• **REQUESTS**:
[1] Please say whether each statement agrees with the Gram matrix derivation below, answering yes or no and quoting the words that decide it: (a) every matrix formed there is n×n and symmetric; (b) the symbol ⊙ stands for ordinary matrix multiplication; (c) B, L and P are diagonal.
[2] Take up the Gram matrix derivation after its last sentence and carry it forward.

First, collect the vectors into the columns of a single matrix
$$
X = \big[\,\theta_1\;\theta_2\;\ldots\;\theta_n\,\big] \in{\mathbb R}^{m\times n}
$$
Then form the Gram matrix and some auxiliary matrices
$$\eqalign{
G &= X^TX \implies dG = (X^TdX + dX^TX) \\
B &= {\rm Diag}(G) = I\odot G \\
L &= B^{-1/2} \implies B = L^{-2},\quad dB = -2L^{-3}dL \\
Y &= LGL \\
M &= GLY + YLG,\quad P=I\odot M \\
}$$
all of which are $n\times n,\,$ symmetric. Several of them $(B,L,P)$ are diagonal and these will be particularly nice to work with since they commute and their functions (e.g. square roots) are easy to calculate.
The symbol $\odot$ is the elementwise/Hadamard product and $I$ is the $(n\times n)$ identity matrix.
Write the cost function in terms of $Y$, then find its differential and gradient.

• **ENTRIES PROVIDED**:
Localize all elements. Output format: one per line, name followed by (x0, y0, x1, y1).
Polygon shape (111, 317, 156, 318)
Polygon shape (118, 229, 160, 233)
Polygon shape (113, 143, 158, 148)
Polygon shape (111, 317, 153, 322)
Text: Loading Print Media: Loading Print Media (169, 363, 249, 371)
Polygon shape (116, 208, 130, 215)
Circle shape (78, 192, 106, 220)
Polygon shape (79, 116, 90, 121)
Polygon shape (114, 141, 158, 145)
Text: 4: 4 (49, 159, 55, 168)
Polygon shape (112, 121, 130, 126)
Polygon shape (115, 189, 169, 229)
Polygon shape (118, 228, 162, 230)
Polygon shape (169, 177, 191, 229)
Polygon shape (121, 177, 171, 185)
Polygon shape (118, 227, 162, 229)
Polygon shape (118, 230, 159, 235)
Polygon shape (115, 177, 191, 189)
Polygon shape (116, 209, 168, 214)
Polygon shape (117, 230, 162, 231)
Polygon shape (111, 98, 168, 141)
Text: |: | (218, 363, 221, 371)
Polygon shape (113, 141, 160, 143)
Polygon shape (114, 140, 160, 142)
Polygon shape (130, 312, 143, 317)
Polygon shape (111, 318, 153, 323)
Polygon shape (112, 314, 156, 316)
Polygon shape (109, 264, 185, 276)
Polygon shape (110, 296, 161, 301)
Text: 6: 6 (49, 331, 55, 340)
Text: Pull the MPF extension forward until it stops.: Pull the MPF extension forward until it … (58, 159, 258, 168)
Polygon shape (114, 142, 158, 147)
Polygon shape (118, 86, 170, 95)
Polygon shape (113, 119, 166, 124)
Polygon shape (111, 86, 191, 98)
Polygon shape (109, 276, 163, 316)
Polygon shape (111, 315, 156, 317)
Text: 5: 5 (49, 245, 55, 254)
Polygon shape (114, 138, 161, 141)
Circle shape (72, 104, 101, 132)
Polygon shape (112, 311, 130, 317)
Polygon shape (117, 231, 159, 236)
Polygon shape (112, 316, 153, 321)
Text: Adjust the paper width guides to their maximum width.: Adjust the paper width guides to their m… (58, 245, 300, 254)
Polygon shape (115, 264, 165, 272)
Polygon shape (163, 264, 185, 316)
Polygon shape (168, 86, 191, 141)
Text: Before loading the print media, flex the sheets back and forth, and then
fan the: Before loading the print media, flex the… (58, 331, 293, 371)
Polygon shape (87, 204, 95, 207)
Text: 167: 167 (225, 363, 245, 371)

• **ANSWERS PROVIDED**:
[1]
(a) Yes: "all of which are $n\times n,\,$ symmetric"
(b) No: "The symbol $\odot$ is the elementwise/Hadamard product"
(c) Yes: "Several of them $(B,L,P)$ are diagonal"

[2]
$$\eqalign{
C &= \tfrac{1}{2}(Y:Y - n) \\
dC &= Y:dY \\
&= Y:(L\,dG\,L + LG\,dL + dL\,GL) \\
&= LYL:dG + M:dL \\
&= LYL:dG - \tfrac{1}{2}M:L^3dB \\
&= LYL:dG - \tfrac{1}{2}L^3M:(I\odot dG) \\
&= \big(LYL - \tfrac{1}{2}(L^3M)\odot I\big):dG \\
&= L\big(Y - \tfrac{1}{2}LP\big)L:(X^TdX + dX^TX) \\
&= L\big(2Y - LP\big)L:X^TdX \\
&= XL\big(2Y - LP\big)L:dX \\
\frac{\partial C}{\partial X} &= XL\big(2Y - LP\big)L \\
}$$
To find the gradient with respect to the $k^{th}$ column of $X$ (wrt $\theta_k$), multiply the above matrix-valued gradient by $e_k,\,$ the $k^{th}$ standard basis vector, to obtain
$$\eqalign{
\frac{\partial C}{\partial \theta_k}
&= \bigg(\frac{\partial C}{\partial X}\bigg)e_k
\;=\; XL\big(2Y - LP\big)Le_k \\
}$$
In several steps above, a colon is used to represent the trace/Frobenius product $\;A:B = {\rm Tr}(A^TB)$
The properties of the trace allow the terms in such products to be rearranged in lots of different ways, e.g.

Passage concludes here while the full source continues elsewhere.